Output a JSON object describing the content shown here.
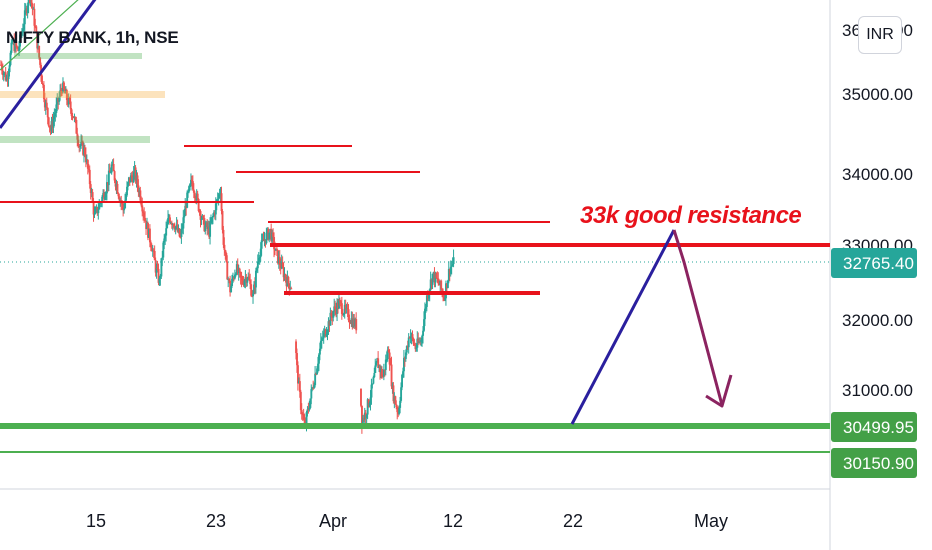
{
  "header": {
    "title": "NIFTY BANK, 1h, NSE",
    "currency": "INR"
  },
  "annotation": {
    "text": "33k good resistance",
    "color": "#e8121b"
  },
  "colors": {
    "up": "#26a69a",
    "down": "#ef5350",
    "red_line": "#e8121b",
    "green_line": "#4caf50",
    "trend_line": "#2a1f9e",
    "arrow": "#8b2360",
    "last_price_badge": "#26a69a",
    "green_badge": "#43a047"
  },
  "chart_data": {
    "type": "candlestick",
    "title": "NIFTY BANK, 1h, NSE",
    "xlabel": "",
    "ylabel": "",
    "x_tick_labels": [
      "15",
      "23",
      "Apr",
      "12",
      "22",
      "May"
    ],
    "y_tick_labels": [
      "35000.00",
      "34000.00",
      "32000.00",
      "31000.00"
    ],
    "ylim": [
      30000,
      36500
    ],
    "grid": false,
    "last_price": {
      "label": "32765.40",
      "value": 32765.4
    },
    "level_badges": [
      {
        "label": "30499.95",
        "value": 30499.95
      },
      {
        "label": "30150.90",
        "value": 30150.9
      }
    ],
    "close_path": [
      [
        0,
        35500
      ],
      [
        6,
        35300
      ],
      [
        12,
        35800
      ],
      [
        18,
        35700
      ],
      [
        24,
        36100
      ],
      [
        30,
        36500
      ],
      [
        34,
        36200
      ],
      [
        40,
        35600
      ],
      [
        46,
        35000
      ],
      [
        52,
        34600
      ],
      [
        58,
        34900
      ],
      [
        64,
        35200
      ],
      [
        70,
        35000
      ],
      [
        76,
        34800
      ],
      [
        82,
        34400
      ],
      [
        88,
        34300
      ],
      [
        94,
        33800
      ],
      [
        98,
        33400
      ],
      [
        104,
        33600
      ],
      [
        110,
        33800
      ],
      [
        116,
        34100
      ],
      [
        122,
        33800
      ],
      [
        128,
        33500
      ],
      [
        134,
        33900
      ],
      [
        140,
        34000
      ],
      [
        146,
        33700
      ],
      [
        152,
        33300
      ],
      [
        158,
        33000
      ],
      [
        162,
        32700
      ],
      [
        166,
        32500
      ],
      [
        170,
        33000
      ],
      [
        176,
        33400
      ],
      [
        182,
        33300
      ],
      [
        188,
        33100
      ],
      [
        194,
        33600
      ],
      [
        200,
        33900
      ],
      [
        206,
        33600
      ],
      [
        212,
        33300
      ],
      [
        218,
        33200
      ],
      [
        224,
        33500
      ],
      [
        230,
        33800
      ],
      [
        232,
        33200
      ],
      [
        236,
        32700
      ],
      [
        240,
        32400
      ],
      [
        246,
        32700
      ],
      [
        252,
        32500
      ],
      [
        258,
        32600
      ],
      [
        264,
        32300
      ],
      [
        270,
        32900
      ],
      [
        276,
        33100
      ],
      [
        282,
        33200
      ],
      [
        288,
        32900
      ],
      [
        294,
        32700
      ],
      [
        300,
        32500
      ],
      [
        304,
        32450
      ],
      [
        310,
        31300
      ],
      [
        314,
        30800
      ],
      [
        318,
        30500
      ],
      [
        324,
        30900
      ],
      [
        330,
        31300
      ],
      [
        336,
        31700
      ],
      [
        342,
        31900
      ],
      [
        348,
        32100
      ],
      [
        354,
        32200
      ],
      [
        360,
        32100
      ],
      [
        366,
        32000
      ],
      [
        372,
        31900
      ],
      [
        378,
        30600
      ],
      [
        382,
        30700
      ],
      [
        388,
        31000
      ],
      [
        394,
        31400
      ],
      [
        400,
        31200
      ],
      [
        406,
        31600
      ],
      [
        410,
        31000
      ],
      [
        416,
        30700
      ],
      [
        422,
        31400
      ],
      [
        428,
        31800
      ],
      [
        434,
        31600
      ],
      [
        440,
        31700
      ],
      [
        446,
        32300
      ],
      [
        452,
        32600
      ],
      [
        458,
        32500
      ],
      [
        464,
        32300
      ],
      [
        470,
        32700
      ],
      [
        476,
        32800
      ]
    ],
    "drawings": [
      {
        "type": "support",
        "value": 30499.95
      },
      {
        "type": "support",
        "value": 30150.9
      },
      {
        "type": "resistance",
        "value": 32950
      },
      {
        "type": "support",
        "value": 32350
      }
    ]
  }
}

------------------------

▸ Goal
Only the number is needed: state how many lines in the listing contain "value".

▸ Exercise response
7